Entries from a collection
......

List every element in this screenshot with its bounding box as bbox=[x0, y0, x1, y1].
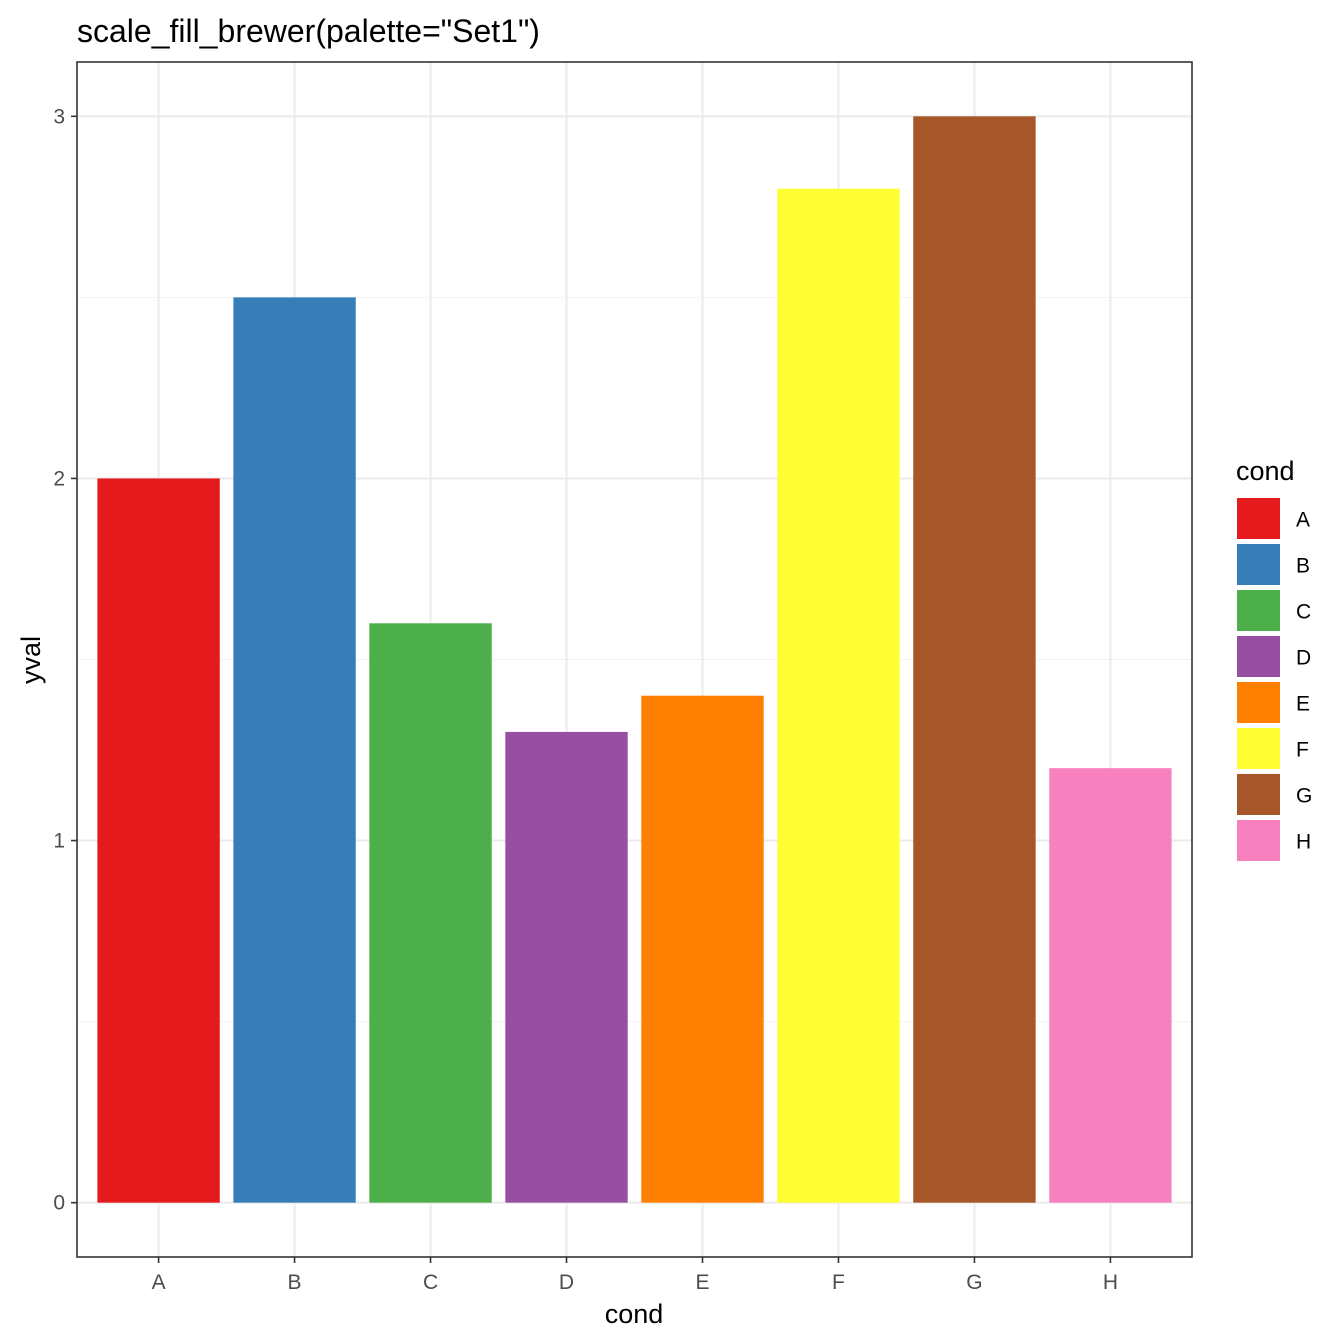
legend-key-H bbox=[1237, 820, 1280, 861]
legend-label-C: C bbox=[1296, 601, 1311, 624]
bar-G bbox=[913, 116, 1036, 1203]
y-tick-label: 2 bbox=[53, 467, 65, 490]
legend-label-E: E bbox=[1296, 693, 1310, 716]
legend-key-B bbox=[1237, 544, 1280, 585]
x-tick-label: H bbox=[1103, 1271, 1118, 1294]
legend-label-B: B bbox=[1296, 555, 1310, 578]
x-tick-label: D bbox=[559, 1271, 574, 1294]
legend-key-E bbox=[1237, 682, 1280, 723]
x-axis-title: cond bbox=[605, 1299, 664, 1329]
chart-title: scale_fill_brewer(palette="Set1") bbox=[77, 13, 540, 49]
panel-border bbox=[76, 61, 1193, 1258]
y-tick-label: 3 bbox=[53, 105, 65, 128]
bars bbox=[97, 116, 1172, 1203]
legend-label-A: A bbox=[1296, 509, 1310, 532]
x-tick-label: A bbox=[152, 1271, 166, 1294]
bar-F bbox=[777, 188, 900, 1203]
x-tick-label: F bbox=[832, 1271, 845, 1294]
y-axis: 0 1 2 3 bbox=[53, 105, 77, 1215]
bar-H bbox=[1049, 768, 1172, 1203]
x-tick-label: B bbox=[288, 1271, 302, 1294]
legend-label-D: D bbox=[1296, 647, 1311, 670]
bar-A bbox=[97, 478, 220, 1203]
y-tick-label: 0 bbox=[53, 1192, 65, 1215]
bar-B bbox=[233, 297, 356, 1203]
x-tick-label: E bbox=[695, 1271, 709, 1294]
y-axis-title: yval bbox=[16, 636, 46, 684]
legend-key-F bbox=[1237, 728, 1280, 769]
bar-D bbox=[505, 731, 628, 1203]
bar-C bbox=[369, 623, 492, 1203]
legend-key-G bbox=[1237, 774, 1280, 815]
legend-label-F: F bbox=[1296, 739, 1309, 762]
legend-label-H: H bbox=[1296, 831, 1311, 854]
legend-key-A bbox=[1237, 498, 1280, 539]
y-tick-label: 1 bbox=[53, 830, 65, 853]
legend-key-C bbox=[1237, 590, 1280, 631]
legend-label-G: G bbox=[1296, 785, 1312, 808]
legend-title: cond bbox=[1236, 456, 1295, 486]
x-axis: A B C D E F G H bbox=[152, 1257, 1118, 1294]
x-tick-label: C bbox=[423, 1271, 438, 1294]
x-tick-label: G bbox=[966, 1271, 982, 1294]
bar-E bbox=[641, 695, 764, 1203]
legend-key-D bbox=[1237, 636, 1280, 677]
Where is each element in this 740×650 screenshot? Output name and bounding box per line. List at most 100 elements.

......

▶ [AIM OF THE EXERCISE]
Set out every line of the rows above as a numbered list, skipping blank lines and leaving out the pictures.

▶ [TASK OUTPUT]
1. List every element in this screenshot with its bounding box as bbox=[x0, y0, x1, y1].
2. legend-key-H bbox=[1237, 820, 1280, 861]
3. legend-label-C: C bbox=[1296, 601, 1311, 624]
4. bar-G bbox=[913, 116, 1036, 1203]
5. y-tick-label: 2 bbox=[53, 467, 65, 490]
6. legend-label-E: E bbox=[1296, 693, 1310, 716]
7. legend-key-B bbox=[1237, 544, 1280, 585]
8. x-tick-label: H bbox=[1103, 1271, 1118, 1294]
9. legend-label-B: B bbox=[1296, 555, 1310, 578]
10. x-tick-label: D bbox=[559, 1271, 574, 1294]
11. legend-key-E bbox=[1237, 682, 1280, 723]
12. x-axis-title: cond bbox=[605, 1299, 664, 1329]
13. chart-title: scale_fill_brewer(palette="Set1") bbox=[77, 13, 540, 49]
14. panel-border bbox=[76, 61, 1193, 1258]
15. y-tick-label: 3 bbox=[53, 105, 65, 128]
16. bars bbox=[97, 116, 1172, 1203]
17. legend-label-A: A bbox=[1296, 509, 1310, 532]
18. x-tick-label: A bbox=[152, 1271, 166, 1294]
19. bar-F bbox=[777, 188, 900, 1203]
20. x-tick-label: F bbox=[832, 1271, 845, 1294]
21. y-axis: 0 1 2 3 bbox=[53, 105, 77, 1215]
22. bar-H bbox=[1049, 768, 1172, 1203]
23. x-tick-label: B bbox=[288, 1271, 302, 1294]
24. legend-label-D: D bbox=[1296, 647, 1311, 670]
25. bar-A bbox=[97, 478, 220, 1203]
26. y-tick-label: 0 bbox=[53, 1192, 65, 1215]
27. bar-B bbox=[233, 297, 356, 1203]
28. x-tick-label: E bbox=[695, 1271, 709, 1294]
29. y-axis-title: yval bbox=[16, 636, 46, 684]
30. legend-key-F bbox=[1237, 728, 1280, 769]
31. bar-D bbox=[505, 731, 628, 1203]
32. bar-C bbox=[369, 623, 492, 1203]
33. legend-key-G bbox=[1237, 774, 1280, 815]
34. legend-label-F: F bbox=[1296, 739, 1309, 762]
35. legend-label-H: H bbox=[1296, 831, 1311, 854]
36. legend-key-A bbox=[1237, 498, 1280, 539]
37. y-tick-label: 1 bbox=[53, 830, 65, 853]
38. legend-key-C bbox=[1237, 590, 1280, 631]
39. legend-label-G: G bbox=[1296, 785, 1312, 808]
40. legend-title: cond bbox=[1236, 456, 1295, 486]
41. x-axis: A B C D E F G H bbox=[152, 1257, 1118, 1294]
42. x-tick-label: C bbox=[423, 1271, 438, 1294]
43. x-tick-label: G bbox=[966, 1271, 982, 1294]
44. bar-E bbox=[641, 695, 764, 1203]
45. legend-key-D bbox=[1237, 636, 1280, 677]
46. Where is each element in this 740×650 screenshot? Output name and bounding box per line. List at most 100 elements.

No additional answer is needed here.